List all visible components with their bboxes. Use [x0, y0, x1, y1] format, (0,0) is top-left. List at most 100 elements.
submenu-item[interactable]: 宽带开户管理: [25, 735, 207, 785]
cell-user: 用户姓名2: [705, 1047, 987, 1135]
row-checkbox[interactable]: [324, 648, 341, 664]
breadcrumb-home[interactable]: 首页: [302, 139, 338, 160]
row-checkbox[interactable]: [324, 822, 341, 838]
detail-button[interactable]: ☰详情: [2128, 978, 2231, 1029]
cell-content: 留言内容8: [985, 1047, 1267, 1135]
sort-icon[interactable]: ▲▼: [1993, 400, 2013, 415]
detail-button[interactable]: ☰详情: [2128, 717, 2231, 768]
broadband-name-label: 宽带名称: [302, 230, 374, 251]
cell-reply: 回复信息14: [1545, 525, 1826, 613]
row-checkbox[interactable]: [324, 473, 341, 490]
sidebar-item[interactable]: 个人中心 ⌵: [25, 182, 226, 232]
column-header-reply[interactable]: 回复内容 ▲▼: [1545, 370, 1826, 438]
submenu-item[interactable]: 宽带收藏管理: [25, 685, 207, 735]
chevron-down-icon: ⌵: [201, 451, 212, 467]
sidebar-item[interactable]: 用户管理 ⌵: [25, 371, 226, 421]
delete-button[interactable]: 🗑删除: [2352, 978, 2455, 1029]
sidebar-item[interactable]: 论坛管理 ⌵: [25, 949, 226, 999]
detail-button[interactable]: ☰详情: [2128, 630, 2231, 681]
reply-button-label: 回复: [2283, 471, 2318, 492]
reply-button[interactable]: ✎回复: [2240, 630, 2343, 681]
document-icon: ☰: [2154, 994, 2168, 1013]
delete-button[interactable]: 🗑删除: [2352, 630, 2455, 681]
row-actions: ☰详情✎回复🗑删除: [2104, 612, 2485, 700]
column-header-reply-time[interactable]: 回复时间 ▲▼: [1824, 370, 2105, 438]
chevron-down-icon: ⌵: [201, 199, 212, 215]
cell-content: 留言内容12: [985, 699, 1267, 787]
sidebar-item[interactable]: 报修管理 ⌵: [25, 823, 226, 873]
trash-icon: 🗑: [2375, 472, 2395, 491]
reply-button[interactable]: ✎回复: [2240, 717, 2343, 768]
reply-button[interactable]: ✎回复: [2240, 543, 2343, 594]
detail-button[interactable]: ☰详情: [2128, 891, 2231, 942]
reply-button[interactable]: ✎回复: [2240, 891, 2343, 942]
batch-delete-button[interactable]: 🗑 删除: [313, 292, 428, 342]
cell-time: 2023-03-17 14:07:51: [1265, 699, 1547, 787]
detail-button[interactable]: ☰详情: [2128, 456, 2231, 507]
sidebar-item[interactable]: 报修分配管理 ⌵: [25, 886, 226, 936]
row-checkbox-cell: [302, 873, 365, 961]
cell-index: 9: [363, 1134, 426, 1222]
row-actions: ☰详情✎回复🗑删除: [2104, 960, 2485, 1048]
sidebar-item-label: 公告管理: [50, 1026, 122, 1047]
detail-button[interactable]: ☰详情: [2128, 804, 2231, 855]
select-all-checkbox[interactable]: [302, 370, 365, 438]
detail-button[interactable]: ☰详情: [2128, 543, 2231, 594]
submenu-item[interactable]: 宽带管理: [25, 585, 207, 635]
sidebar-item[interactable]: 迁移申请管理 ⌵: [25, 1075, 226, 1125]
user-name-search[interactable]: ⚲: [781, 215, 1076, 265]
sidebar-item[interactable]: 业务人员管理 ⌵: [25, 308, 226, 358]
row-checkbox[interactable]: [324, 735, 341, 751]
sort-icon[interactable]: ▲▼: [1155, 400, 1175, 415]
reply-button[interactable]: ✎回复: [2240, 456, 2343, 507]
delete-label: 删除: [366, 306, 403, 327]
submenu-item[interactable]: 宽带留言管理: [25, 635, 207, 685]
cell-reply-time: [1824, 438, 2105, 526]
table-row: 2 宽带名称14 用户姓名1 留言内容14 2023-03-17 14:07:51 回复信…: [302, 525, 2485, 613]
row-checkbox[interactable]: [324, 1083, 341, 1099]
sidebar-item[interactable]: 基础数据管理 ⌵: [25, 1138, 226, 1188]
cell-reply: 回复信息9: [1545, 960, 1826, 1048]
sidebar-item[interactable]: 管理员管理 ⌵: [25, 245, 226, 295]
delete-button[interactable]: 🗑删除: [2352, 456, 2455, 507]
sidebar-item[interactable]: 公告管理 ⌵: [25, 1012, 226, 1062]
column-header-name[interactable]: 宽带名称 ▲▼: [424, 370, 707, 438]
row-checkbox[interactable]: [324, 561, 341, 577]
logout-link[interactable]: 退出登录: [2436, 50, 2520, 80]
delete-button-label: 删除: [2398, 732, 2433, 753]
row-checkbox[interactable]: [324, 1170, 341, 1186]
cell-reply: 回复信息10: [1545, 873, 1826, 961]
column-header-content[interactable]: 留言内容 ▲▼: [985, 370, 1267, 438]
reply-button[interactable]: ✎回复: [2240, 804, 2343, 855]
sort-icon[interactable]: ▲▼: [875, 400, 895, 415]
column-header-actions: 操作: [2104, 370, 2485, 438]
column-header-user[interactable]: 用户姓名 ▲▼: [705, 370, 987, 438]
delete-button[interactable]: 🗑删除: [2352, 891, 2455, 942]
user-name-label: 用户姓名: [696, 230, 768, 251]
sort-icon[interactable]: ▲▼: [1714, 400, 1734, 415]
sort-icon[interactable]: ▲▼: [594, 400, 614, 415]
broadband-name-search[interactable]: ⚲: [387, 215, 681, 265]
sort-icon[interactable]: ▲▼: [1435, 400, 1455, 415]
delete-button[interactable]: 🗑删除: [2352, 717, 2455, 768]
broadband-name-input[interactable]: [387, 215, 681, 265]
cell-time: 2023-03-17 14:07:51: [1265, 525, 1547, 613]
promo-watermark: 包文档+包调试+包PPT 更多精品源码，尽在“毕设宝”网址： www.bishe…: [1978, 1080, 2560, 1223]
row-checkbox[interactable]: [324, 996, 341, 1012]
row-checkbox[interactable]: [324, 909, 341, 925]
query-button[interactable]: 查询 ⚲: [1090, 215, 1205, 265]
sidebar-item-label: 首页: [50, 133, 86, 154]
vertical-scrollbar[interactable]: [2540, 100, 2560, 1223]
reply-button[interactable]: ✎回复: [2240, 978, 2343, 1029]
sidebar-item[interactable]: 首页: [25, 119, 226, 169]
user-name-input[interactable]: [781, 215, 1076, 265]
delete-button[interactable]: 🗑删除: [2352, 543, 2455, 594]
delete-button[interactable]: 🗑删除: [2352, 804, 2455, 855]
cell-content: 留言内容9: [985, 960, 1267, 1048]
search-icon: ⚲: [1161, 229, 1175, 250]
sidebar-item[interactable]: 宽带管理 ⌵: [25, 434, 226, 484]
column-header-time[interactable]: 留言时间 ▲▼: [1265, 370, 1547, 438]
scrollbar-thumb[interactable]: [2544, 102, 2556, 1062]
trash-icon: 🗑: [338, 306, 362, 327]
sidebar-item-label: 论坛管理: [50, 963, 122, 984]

== Exercise aim ==
Pick out each line above that contains the string "column".

== Correct result ==
column-header-reply[interactable]: 回复内容 ▲▼: [1545, 370, 1826, 438]
column-header-reply-time[interactable]: 回复时间 ▲▼: [1824, 370, 2105, 438]
column-header-name[interactable]: 宽带名称 ▲▼: [424, 370, 707, 438]
column-header-content[interactable]: 留言内容 ▲▼: [985, 370, 1267, 438]
column-header-actions: 操作: [2104, 370, 2485, 438]
column-header-user[interactable]: 用户姓名 ▲▼: [705, 370, 987, 438]
column-header-time[interactable]: 留言时间 ▲▼: [1265, 370, 1547, 438]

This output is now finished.